Each entry below is to be duplicated verbatim.

Records provided:
::::

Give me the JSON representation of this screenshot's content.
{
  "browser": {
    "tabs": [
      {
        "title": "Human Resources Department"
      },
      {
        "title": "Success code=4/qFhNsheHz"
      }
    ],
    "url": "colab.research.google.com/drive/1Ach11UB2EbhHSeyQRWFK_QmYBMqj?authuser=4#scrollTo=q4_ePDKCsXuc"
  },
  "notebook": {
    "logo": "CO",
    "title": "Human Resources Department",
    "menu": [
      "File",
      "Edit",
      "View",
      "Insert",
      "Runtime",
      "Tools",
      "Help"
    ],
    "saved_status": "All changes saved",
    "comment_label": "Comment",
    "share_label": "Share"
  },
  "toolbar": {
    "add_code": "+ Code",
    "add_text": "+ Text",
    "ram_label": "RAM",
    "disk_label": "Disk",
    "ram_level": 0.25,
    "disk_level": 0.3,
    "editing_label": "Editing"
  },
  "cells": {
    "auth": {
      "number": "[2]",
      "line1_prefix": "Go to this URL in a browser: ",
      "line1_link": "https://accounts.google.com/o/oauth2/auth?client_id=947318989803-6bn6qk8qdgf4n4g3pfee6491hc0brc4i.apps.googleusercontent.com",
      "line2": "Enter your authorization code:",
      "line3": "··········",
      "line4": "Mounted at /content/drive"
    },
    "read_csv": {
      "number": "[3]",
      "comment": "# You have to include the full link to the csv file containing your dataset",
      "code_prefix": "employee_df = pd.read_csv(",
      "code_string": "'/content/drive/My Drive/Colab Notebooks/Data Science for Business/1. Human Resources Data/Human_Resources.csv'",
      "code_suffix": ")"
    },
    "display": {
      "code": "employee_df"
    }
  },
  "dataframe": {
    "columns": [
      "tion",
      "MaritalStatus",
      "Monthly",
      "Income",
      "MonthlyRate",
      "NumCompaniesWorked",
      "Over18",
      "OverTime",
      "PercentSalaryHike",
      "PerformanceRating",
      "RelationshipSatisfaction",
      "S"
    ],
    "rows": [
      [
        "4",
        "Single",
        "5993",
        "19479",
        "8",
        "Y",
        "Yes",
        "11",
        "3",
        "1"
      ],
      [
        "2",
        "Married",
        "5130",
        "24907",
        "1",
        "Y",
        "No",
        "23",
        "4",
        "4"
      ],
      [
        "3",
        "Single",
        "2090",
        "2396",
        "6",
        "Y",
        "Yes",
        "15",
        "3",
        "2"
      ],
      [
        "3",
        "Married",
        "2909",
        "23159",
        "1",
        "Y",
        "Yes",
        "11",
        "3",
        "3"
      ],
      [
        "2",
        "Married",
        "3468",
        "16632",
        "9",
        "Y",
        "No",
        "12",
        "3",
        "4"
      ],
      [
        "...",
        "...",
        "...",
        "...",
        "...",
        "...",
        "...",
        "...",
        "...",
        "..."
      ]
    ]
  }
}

::::

Exercise solution:
Give me the JSON representation of this screenshot's content.
{
  "browser": {
    "tabs": [
      {
        "title": "Human Resources Department"
      },
      {
        "title": "Success code=4/qFhNsheHz"
      }
    ],
    "url": "colab.research.google.com/drive/1Ach11UB2EbhHSeyQRWFK_QmYBMqj?authuser=4#scrollTo=q4_ePDKCsXuc"
  },
  "notebook": {
    "logo": "CO",
    "title": "Human Resources Department",
    "menu": [
      "File",
      "Edit",
      "View",
      "Insert",
      "Runtime",
      "Tools",
      "Help"
    ],
    "saved_status": "All changes saved",
    "comment_label": "Comment",
    "share_label": "Share"
  },
  "toolbar": {
    "add_code": "+ Code",
    "add_text": "+ Text",
    "ram_label": "RAM",
    "disk_label": "Disk",
    "ram_level": 0.25,
    "disk_level": 0.3,
    "editing_label": "Editing"
  },
  "cells": {
    "auth": {
      "number": "[2]",
      "line1_prefix": "Go to this URL in a browser: ",
      "line1_link": "https://accounts.google.com/o/oauth2/auth?client_id=947318989803-6bn6qk8qdgf4n4g3pfee6491hc0brc4i.apps.googleusercontent.com",
      "line2": "Enter your authorization code:",
      "line3": "··········",
      "line4": "Mounted at /content/drive"
    },
    "read_csv": {
      "number": "[3]",
      "comment": "# You have to include the full link to the csv file containing your dataset",
      "code_prefix": "employee_df = pd.read_csv(",
      "code_string": "'/content/drive/My Drive/Colab Notebooks/Data Science for Business/1. Human Resources Data/Human_Resources.csv'",
      "code_suffix": ")"
    },
    "display": {
      "code": "employee_df"
    }
  },
  "dataframe": {
    "columns": [
      "tion",
      "MaritalStatus",
      "Monthly",
      "Income",
      "MonthlyRate",
      "NumCompaniesWorked",
      "Over18",
      "OverTime",
      "PercentSalaryHike",
      "PerformanceRating",
      "RelationshipSatisfaction",
      "S"
    ],
    "rows": [
      [
        "4",
        "Single",
        "5993",
        "19479",
        "8",
        "Y",
        "Yes",
        "11",
        "3",
        "1"
      ],
      [
        "2",
        "Married",
        "5130",
        "24907",
        "1",
        "Y",
        "No",
        "23",
        "4",
        "4"
      ],
      [
        "3",
        "Single",
        "2090",
        "2396",
        "6",
        "Y",
        "Yes",
        "15",
        "3",
        "2"
      ],
      [
        "3",
        "Married",
        "2909",
        "23159",
        "1",
        "Y",
        "Yes",
        "11",
        "3",
        "3"
      ],
      [
        "2",
        "Married",
        "3468",
        "16632",
        "9",
        "Y",
        "No",
        "12",
        "3",
        "4"
      ],
      [
        "...",
        "...",
        "...",
        "...",
        "...",
        "...",
        "...",
        "...",
        "...",
        "..."
      ]
    ]
  }
}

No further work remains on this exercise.